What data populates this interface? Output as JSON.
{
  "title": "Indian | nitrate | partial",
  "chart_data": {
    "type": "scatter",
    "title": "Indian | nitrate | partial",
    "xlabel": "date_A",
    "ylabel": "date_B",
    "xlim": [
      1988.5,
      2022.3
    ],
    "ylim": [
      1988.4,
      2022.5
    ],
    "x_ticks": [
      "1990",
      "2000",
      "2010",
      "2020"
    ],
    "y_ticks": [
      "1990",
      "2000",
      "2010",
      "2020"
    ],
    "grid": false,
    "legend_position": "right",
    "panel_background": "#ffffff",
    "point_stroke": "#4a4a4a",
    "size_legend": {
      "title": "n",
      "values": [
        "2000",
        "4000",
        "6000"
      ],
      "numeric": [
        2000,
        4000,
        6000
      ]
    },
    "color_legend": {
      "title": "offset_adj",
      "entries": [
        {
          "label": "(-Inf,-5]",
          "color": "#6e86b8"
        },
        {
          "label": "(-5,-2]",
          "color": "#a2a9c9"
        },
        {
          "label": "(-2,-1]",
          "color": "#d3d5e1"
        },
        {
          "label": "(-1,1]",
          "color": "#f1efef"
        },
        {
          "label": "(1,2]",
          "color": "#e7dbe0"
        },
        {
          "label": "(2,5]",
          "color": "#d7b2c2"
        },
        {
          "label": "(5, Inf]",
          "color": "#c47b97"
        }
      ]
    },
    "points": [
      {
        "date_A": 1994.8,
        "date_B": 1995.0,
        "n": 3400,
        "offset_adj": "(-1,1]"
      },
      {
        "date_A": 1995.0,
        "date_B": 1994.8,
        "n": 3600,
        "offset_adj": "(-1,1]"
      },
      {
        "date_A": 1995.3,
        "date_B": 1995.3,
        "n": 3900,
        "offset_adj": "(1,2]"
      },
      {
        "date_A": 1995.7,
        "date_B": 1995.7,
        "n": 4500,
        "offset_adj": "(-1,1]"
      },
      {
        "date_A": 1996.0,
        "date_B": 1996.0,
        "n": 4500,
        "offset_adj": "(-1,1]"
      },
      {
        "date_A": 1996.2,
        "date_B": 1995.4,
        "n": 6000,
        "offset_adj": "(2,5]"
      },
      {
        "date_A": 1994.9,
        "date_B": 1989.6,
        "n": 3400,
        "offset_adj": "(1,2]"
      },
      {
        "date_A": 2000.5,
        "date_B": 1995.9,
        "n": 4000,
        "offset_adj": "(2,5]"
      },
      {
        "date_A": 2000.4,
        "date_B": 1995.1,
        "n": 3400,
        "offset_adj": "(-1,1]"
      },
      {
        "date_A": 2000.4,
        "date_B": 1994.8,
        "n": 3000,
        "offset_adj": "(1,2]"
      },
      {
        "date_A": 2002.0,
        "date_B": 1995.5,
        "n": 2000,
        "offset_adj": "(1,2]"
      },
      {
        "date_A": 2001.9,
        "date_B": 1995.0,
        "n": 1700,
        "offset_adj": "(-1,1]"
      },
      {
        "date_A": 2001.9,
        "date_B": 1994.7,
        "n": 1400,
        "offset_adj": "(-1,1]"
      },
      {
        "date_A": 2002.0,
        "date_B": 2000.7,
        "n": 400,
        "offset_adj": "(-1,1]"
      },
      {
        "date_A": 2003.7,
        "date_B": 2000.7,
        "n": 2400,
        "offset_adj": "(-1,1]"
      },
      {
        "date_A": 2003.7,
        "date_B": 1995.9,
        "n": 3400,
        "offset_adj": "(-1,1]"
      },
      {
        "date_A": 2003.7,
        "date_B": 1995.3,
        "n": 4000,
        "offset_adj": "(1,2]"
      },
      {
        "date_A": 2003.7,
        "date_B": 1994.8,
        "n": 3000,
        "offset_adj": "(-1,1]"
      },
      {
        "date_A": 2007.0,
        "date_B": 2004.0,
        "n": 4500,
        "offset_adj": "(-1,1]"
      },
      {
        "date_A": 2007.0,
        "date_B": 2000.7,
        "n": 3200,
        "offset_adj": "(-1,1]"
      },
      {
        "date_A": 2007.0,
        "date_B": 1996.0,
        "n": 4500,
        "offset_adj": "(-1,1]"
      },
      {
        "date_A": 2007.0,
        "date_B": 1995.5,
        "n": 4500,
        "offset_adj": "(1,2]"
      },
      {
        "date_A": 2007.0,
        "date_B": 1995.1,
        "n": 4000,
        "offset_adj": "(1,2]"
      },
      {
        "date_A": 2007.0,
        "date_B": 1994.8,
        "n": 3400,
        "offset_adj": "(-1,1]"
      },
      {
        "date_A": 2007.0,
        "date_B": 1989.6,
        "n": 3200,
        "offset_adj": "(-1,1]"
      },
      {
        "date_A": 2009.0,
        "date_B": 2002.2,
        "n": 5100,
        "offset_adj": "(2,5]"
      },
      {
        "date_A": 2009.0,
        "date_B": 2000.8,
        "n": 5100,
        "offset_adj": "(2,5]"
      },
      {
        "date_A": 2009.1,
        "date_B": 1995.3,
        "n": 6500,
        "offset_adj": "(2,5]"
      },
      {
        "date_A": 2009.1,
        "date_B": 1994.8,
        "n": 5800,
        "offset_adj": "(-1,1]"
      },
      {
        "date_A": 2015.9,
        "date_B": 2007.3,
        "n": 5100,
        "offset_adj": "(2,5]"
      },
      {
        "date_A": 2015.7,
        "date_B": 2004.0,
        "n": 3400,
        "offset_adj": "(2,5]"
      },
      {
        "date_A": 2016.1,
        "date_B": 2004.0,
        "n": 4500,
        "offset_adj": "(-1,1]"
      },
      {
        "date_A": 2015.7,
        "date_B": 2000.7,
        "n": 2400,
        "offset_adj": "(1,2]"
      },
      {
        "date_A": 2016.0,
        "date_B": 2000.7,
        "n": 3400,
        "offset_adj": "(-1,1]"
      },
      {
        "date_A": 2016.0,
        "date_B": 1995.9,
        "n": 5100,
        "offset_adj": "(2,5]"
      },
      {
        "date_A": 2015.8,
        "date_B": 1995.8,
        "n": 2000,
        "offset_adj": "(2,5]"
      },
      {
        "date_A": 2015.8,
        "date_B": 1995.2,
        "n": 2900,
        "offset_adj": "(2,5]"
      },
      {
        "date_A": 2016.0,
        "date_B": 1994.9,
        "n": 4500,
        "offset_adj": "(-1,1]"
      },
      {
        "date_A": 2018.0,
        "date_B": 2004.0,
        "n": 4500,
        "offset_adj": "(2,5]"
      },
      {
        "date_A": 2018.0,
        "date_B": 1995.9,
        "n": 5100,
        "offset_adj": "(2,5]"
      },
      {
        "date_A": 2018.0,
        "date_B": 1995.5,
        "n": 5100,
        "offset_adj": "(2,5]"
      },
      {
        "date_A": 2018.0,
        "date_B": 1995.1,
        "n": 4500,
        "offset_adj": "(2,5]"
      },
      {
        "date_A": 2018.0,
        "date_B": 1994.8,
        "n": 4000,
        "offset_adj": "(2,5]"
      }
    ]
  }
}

+---+

Job:
Output every entry shown above, exactly.

Result of this task:
What data populates this interface? Output as JSON.
{
  "title": "Indian | nitrate | partial",
  "chart_data": {
    "type": "scatter",
    "title": "Indian | nitrate | partial",
    "xlabel": "date_A",
    "ylabel": "date_B",
    "xlim": [
      1988.5,
      2022.3
    ],
    "ylim": [
      1988.4,
      2022.5
    ],
    "x_ticks": [
      "1990",
      "2000",
      "2010",
      "2020"
    ],
    "y_ticks": [
      "1990",
      "2000",
      "2010",
      "2020"
    ],
    "grid": false,
    "legend_position": "right",
    "panel_background": "#ffffff",
    "point_stroke": "#4a4a4a",
    "size_legend": {
      "title": "n",
      "values": [
        "2000",
        "4000",
        "6000"
      ],
      "numeric": [
        2000,
        4000,
        6000
      ]
    },
    "color_legend": {
      "title": "offset_adj",
      "entries": [
        {
          "label": "(-Inf,-5]",
          "color": "#6e86b8"
        },
        {
          "label": "(-5,-2]",
          "color": "#a2a9c9"
        },
        {
          "label": "(-2,-1]",
          "color": "#d3d5e1"
        },
        {
          "label": "(-1,1]",
          "color": "#f1efef"
        },
        {
          "label": "(1,2]",
          "color": "#e7dbe0"
        },
        {
          "label": "(2,5]",
          "color": "#d7b2c2"
        },
        {
          "label": "(5, Inf]",
          "color": "#c47b97"
        }
      ]
    },
    "points": [
      {
        "date_A": 1994.8,
        "date_B": 1995.0,
        "n": 3400,
        "offset_adj": "(-1,1]"
      },
      {
        "date_A": 1995.0,
        "date_B": 1994.8,
        "n": 3600,
        "offset_adj": "(-1,1]"
      },
      {
        "date_A": 1995.3,
        "date_B": 1995.3,
        "n": 3900,
        "offset_adj": "(1,2]"
      },
      {
        "date_A": 1995.7,
        "date_B": 1995.7,
        "n": 4500,
        "offset_adj": "(-1,1]"
      },
      {
        "date_A": 1996.0,
        "date_B": 1996.0,
        "n": 4500,
        "offset_adj": "(-1,1]"
      },
      {
        "date_A": 1996.2,
        "date_B": 1995.4,
        "n": 6000,
        "offset_adj": "(2,5]"
      },
      {
        "date_A": 1994.9,
        "date_B": 1989.6,
        "n": 3400,
        "offset_adj": "(1,2]"
      },
      {
        "date_A": 2000.5,
        "date_B": 1995.9,
        "n": 4000,
        "offset_adj": "(2,5]"
      },
      {
        "date_A": 2000.4,
        "date_B": 1995.1,
        "n": 3400,
        "offset_adj": "(-1,1]"
      },
      {
        "date_A": 2000.4,
        "date_B": 1994.8,
        "n": 3000,
        "offset_adj": "(1,2]"
      },
      {
        "date_A": 2002.0,
        "date_B": 1995.5,
        "n": 2000,
        "offset_adj": "(1,2]"
      },
      {
        "date_A": 2001.9,
        "date_B": 1995.0,
        "n": 1700,
        "offset_adj": "(-1,1]"
      },
      {
        "date_A": 2001.9,
        "date_B": 1994.7,
        "n": 1400,
        "offset_adj": "(-1,1]"
      },
      {
        "date_A": 2002.0,
        "date_B": 2000.7,
        "n": 400,
        "offset_adj": "(-1,1]"
      },
      {
        "date_A": 2003.7,
        "date_B": 2000.7,
        "n": 2400,
        "offset_adj": "(-1,1]"
      },
      {
        "date_A": 2003.7,
        "date_B": 1995.9,
        "n": 3400,
        "offset_adj": "(-1,1]"
      },
      {
        "date_A": 2003.7,
        "date_B": 1995.3,
        "n": 4000,
        "offset_adj": "(1,2]"
      },
      {
        "date_A": 2003.7,
        "date_B": 1994.8,
        "n": 3000,
        "offset_adj": "(-1,1]"
      },
      {
        "date_A": 2007.0,
        "date_B": 2004.0,
        "n": 4500,
        "offset_adj": "(-1,1]"
      },
      {
        "date_A": 2007.0,
        "date_B": 2000.7,
        "n": 3200,
        "offset_adj": "(-1,1]"
      },
      {
        "date_A": 2007.0,
        "date_B": 1996.0,
        "n": 4500,
        "offset_adj": "(-1,1]"
      },
      {
        "date_A": 2007.0,
        "date_B": 1995.5,
        "n": 4500,
        "offset_adj": "(1,2]"
      },
      {
        "date_A": 2007.0,
        "date_B": 1995.1,
        "n": 4000,
        "offset_adj": "(1,2]"
      },
      {
        "date_A": 2007.0,
        "date_B": 1994.8,
        "n": 3400,
        "offset_adj": "(-1,1]"
      },
      {
        "date_A": 2007.0,
        "date_B": 1989.6,
        "n": 3200,
        "offset_adj": "(-1,1]"
      },
      {
        "date_A": 2009.0,
        "date_B": 2002.2,
        "n": 5100,
        "offset_adj": "(2,5]"
      },
      {
        "date_A": 2009.0,
        "date_B": 2000.8,
        "n": 5100,
        "offset_adj": "(2,5]"
      },
      {
        "date_A": 2009.1,
        "date_B": 1995.3,
        "n": 6500,
        "offset_adj": "(2,5]"
      },
      {
        "date_A": 2009.1,
        "date_B": 1994.8,
        "n": 5800,
        "offset_adj": "(-1,1]"
      },
      {
        "date_A": 2015.9,
        "date_B": 2007.3,
        "n": 5100,
        "offset_adj": "(2,5]"
      },
      {
        "date_A": 2015.7,
        "date_B": 2004.0,
        "n": 3400,
        "offset_adj": "(2,5]"
      },
      {
        "date_A": 2016.1,
        "date_B": 2004.0,
        "n": 4500,
        "offset_adj": "(-1,1]"
      },
      {
        "date_A": 2015.7,
        "date_B": 2000.7,
        "n": 2400,
        "offset_adj": "(1,2]"
      },
      {
        "date_A": 2016.0,
        "date_B": 2000.7,
        "n": 3400,
        "offset_adj": "(-1,1]"
      },
      {
        "date_A": 2016.0,
        "date_B": 1995.9,
        "n": 5100,
        "offset_adj": "(2,5]"
      },
      {
        "date_A": 2015.8,
        "date_B": 1995.8,
        "n": 2000,
        "offset_adj": "(2,5]"
      },
      {
        "date_A": 2015.8,
        "date_B": 1995.2,
        "n": 2900,
        "offset_adj": "(2,5]"
      },
      {
        "date_A": 2016.0,
        "date_B": 1994.9,
        "n": 4500,
        "offset_adj": "(-1,1]"
      },
      {
        "date_A": 2018.0,
        "date_B": 2004.0,
        "n": 4500,
        "offset_adj": "(2,5]"
      },
      {
        "date_A": 2018.0,
        "date_B": 1995.9,
        "n": 5100,
        "offset_adj": "(2,5]"
      },
      {
        "date_A": 2018.0,
        "date_B": 1995.5,
        "n": 5100,
        "offset_adj": "(2,5]"
      },
      {
        "date_A": 2018.0,
        "date_B": 1995.1,
        "n": 4500,
        "offset_adj": "(2,5]"
      },
      {
        "date_A": 2018.0,
        "date_B": 1994.8,
        "n": 4000,
        "offset_adj": "(2,5]"
      }
    ]
  }
}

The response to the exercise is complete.